■ **WHAT THE EXERCISE ASKS**
Lift out each line of the data that holds "расчета".

[Collected data]
+--

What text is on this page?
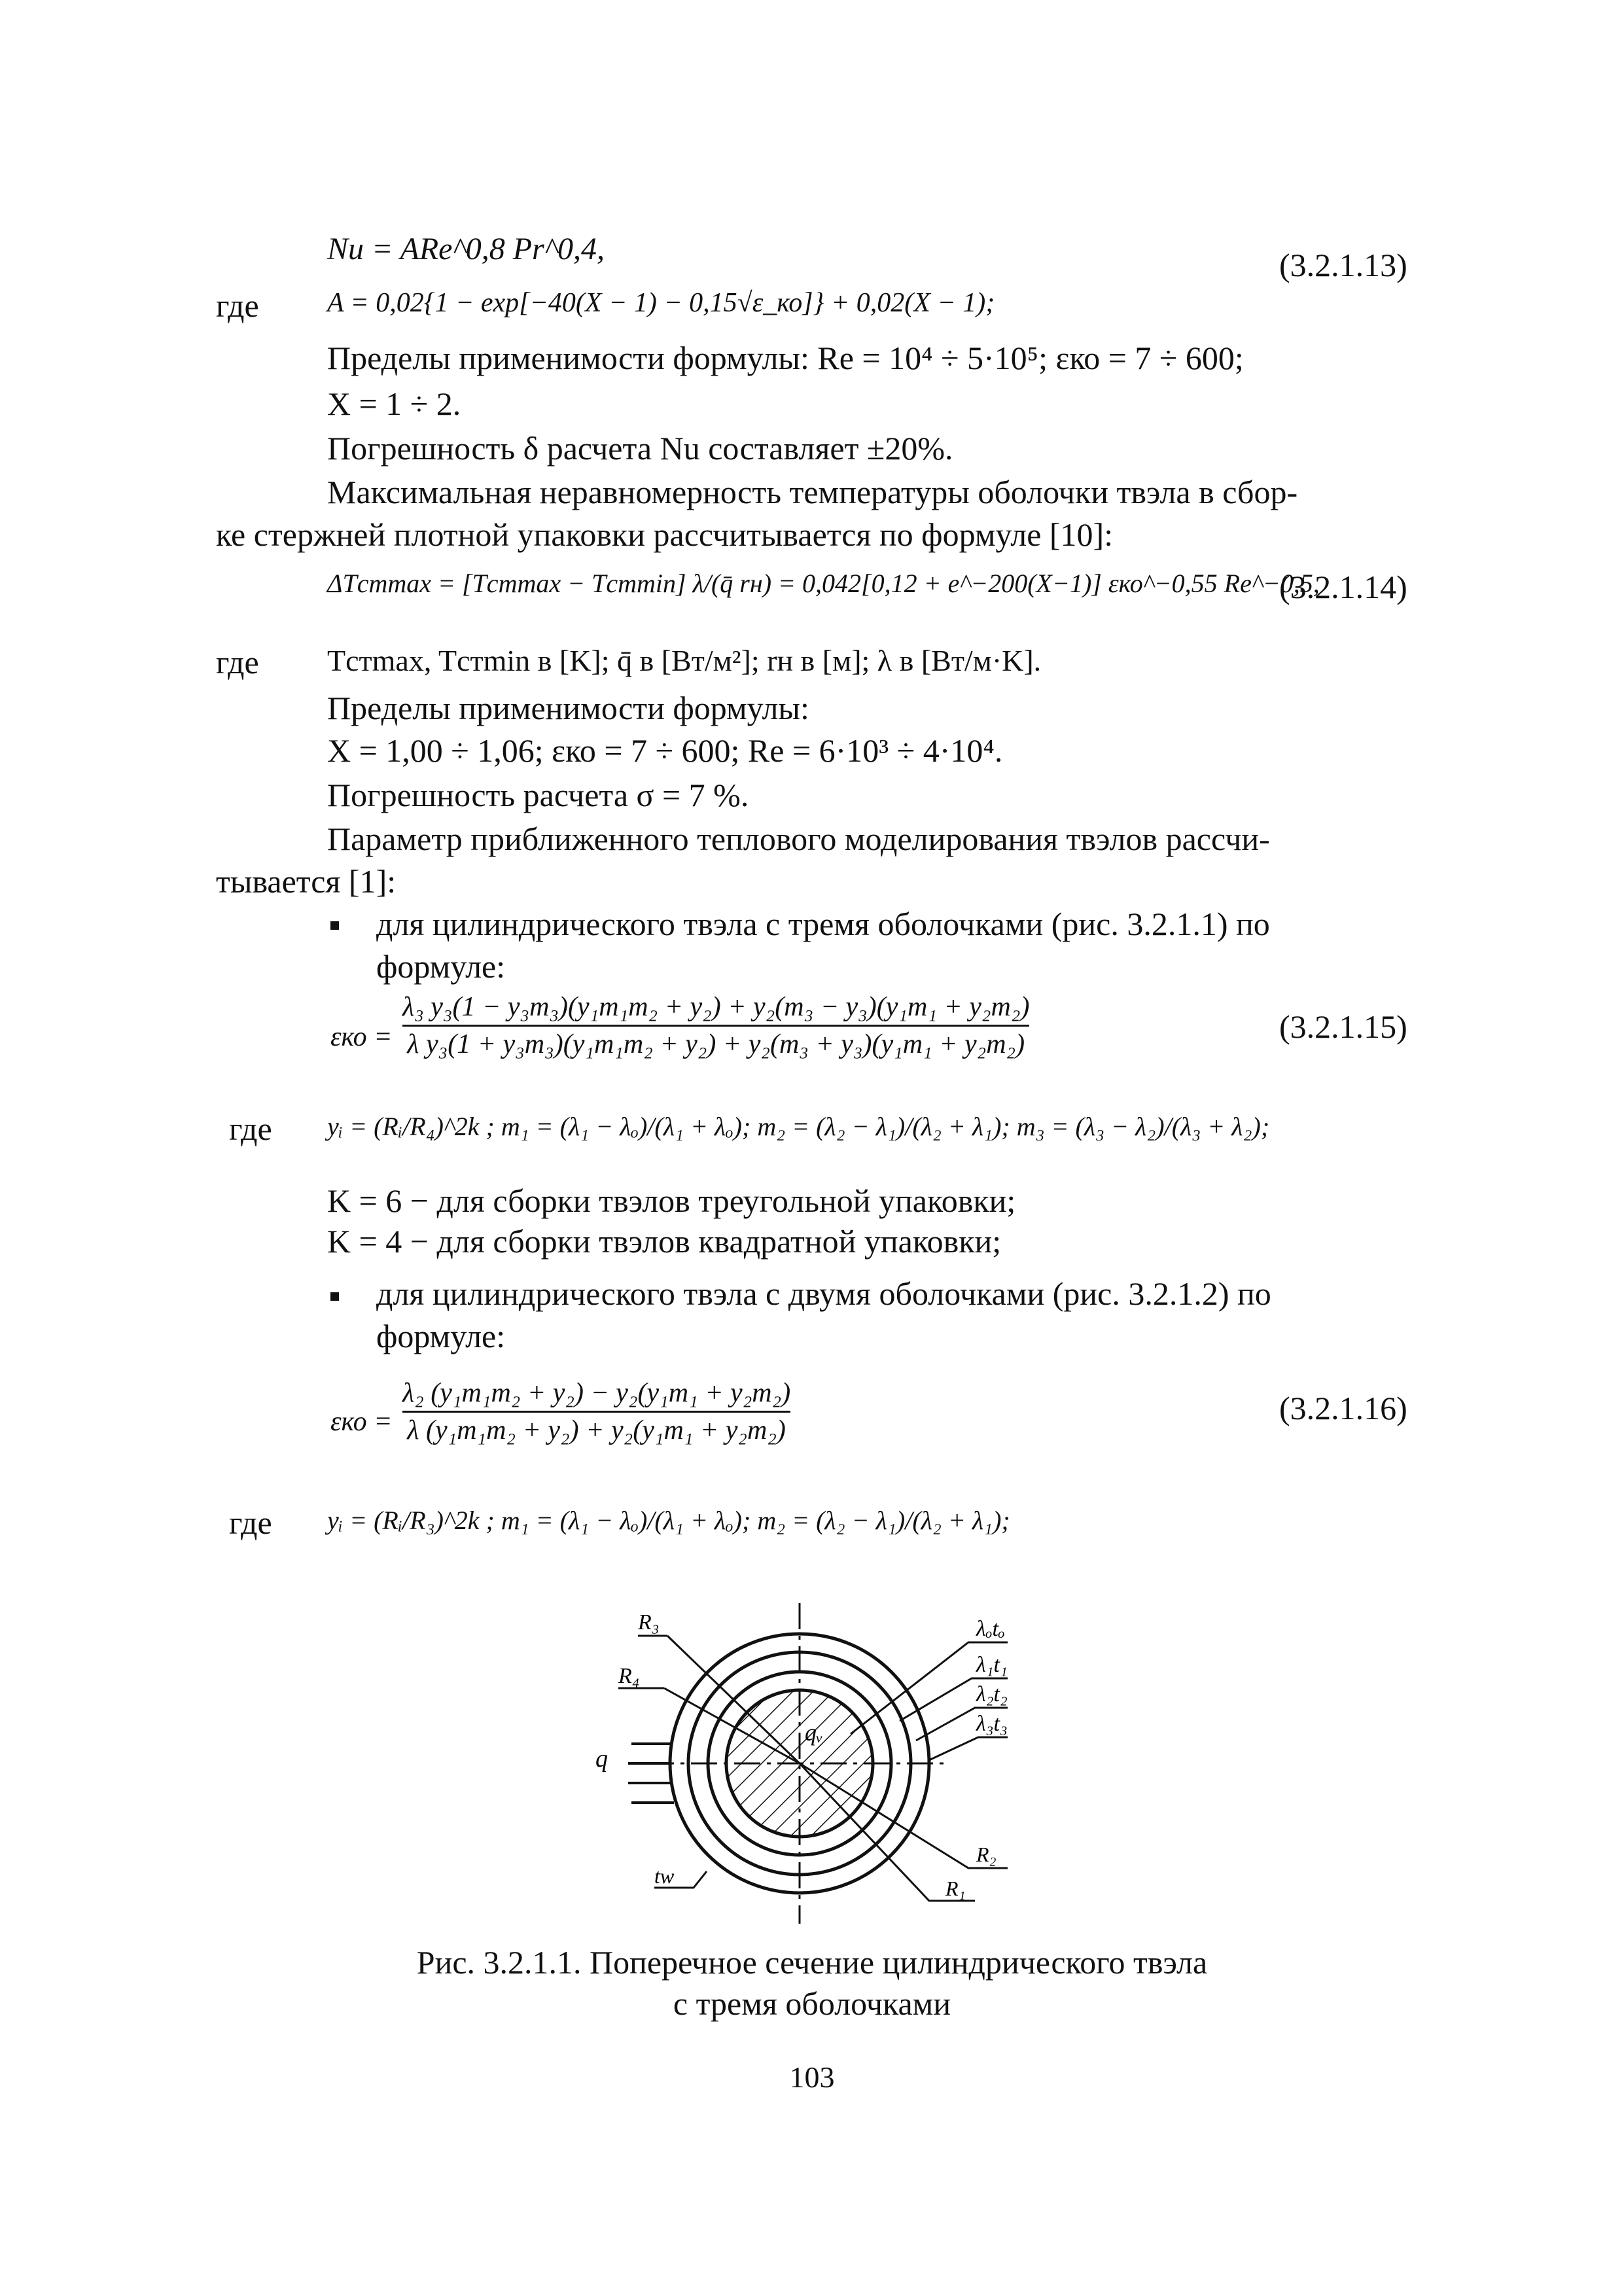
Nu = ARe^0,8 Pr^0,4,	(3.2.1.13)
где A = 0,02{1 − exp[−40(X − 1) − 0,15√ε_ко]} + 0,02(X − 1);
Пределы применимости формулы: Re = 10⁴ ÷ 5·10⁵; εко = 7 ÷ 600;
X = 1 ÷ 2.
Погрешность δ расчета Nu составляет ±20%.
Максимальная неравномерность температуры оболочки твэла в сбор-
ке стержней плотной упаковки рассчитывается по формуле [10]:
ΔTстmax = [Tстmax − Tстmin] λ/(q̄ rн) = 0,042[0,12 + e^−200(X−1)] εко^−0,55 Re^−0,5,
(3.2.1.14)
где Tстmax, Tстmin в [K]; q̄ в [Вт/м²]; rн в [м]; λ в [Вт/м·K].
Пределы применимости формулы:
X = 1,00 ÷ 1,06; εко = 7 ÷ 600; Re = 6·10³ ÷ 4·10⁴.
Погрешность расчета σ = 7 %.
Параметр приближенного теплового моделирования твэлов рассчи-
тывается [1]:
для цилиндрического твэла с тремя оболочками (рис. 3.2.1.1) по
формуле:
εко =
λ₃ y₃(1 − y₃m₃)(y₁m₁m₂ + y₂) + y₂(m₃ − y₃)(y₁m₁ + y₂m₂)
λ y₃(1 + y₃m₃)(y₁m₁m₂ + y₂) + y₂(m₃ + y₃)(y₁m₁ + y₂m₂)	(3.2.1.15)
где yᵢ = (Rᵢ/R₄)^2k ; m₁ = (λ₁ − λₒ)/(λ₁ + λₒ); m₂ = (λ₂ − λ₁)/(λ₂ + λ₁); m₃ = (λ₃ − λ₂)/(λ₃ + λ₂);
K = 6 − для сборки твэлов треугольной упаковки;
K = 4 − для сборки твэлов квадратной упаковки;
для цилиндрического твэла с двумя оболочками (рис. 3.2.1.2) по
формуле:
εко =
λ₂ (y₁m₁m₂ + y₂) − y₂(y₁m₁ + y₂m₂)
λ (y₁m₁m₂ + y₂) + y₂(y₁m₁ + y₂m₂)
(3.2.1.16)
где yᵢ = (Rᵢ/R₃)^2k ; m₁ = (λ₁ − λₒ)/(λ₁ + λₒ); m₂ = (λ₂ − λ₁)/(λ₂ + λ₁);
R₃
R₄
q
qᵥ
tw
λₒtₒ
λ₁t₁
λ₂t₂
λ₃t₃
R₂
R₁
Рис. 3.2.1.1. Поперечное сечение цилиндрического твэла
с тремя оболочками
103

+--

■ **RESPONSE**
Погрешность δ расчета Nu составляет ±20%.
Погрешность расчета σ = 7 %.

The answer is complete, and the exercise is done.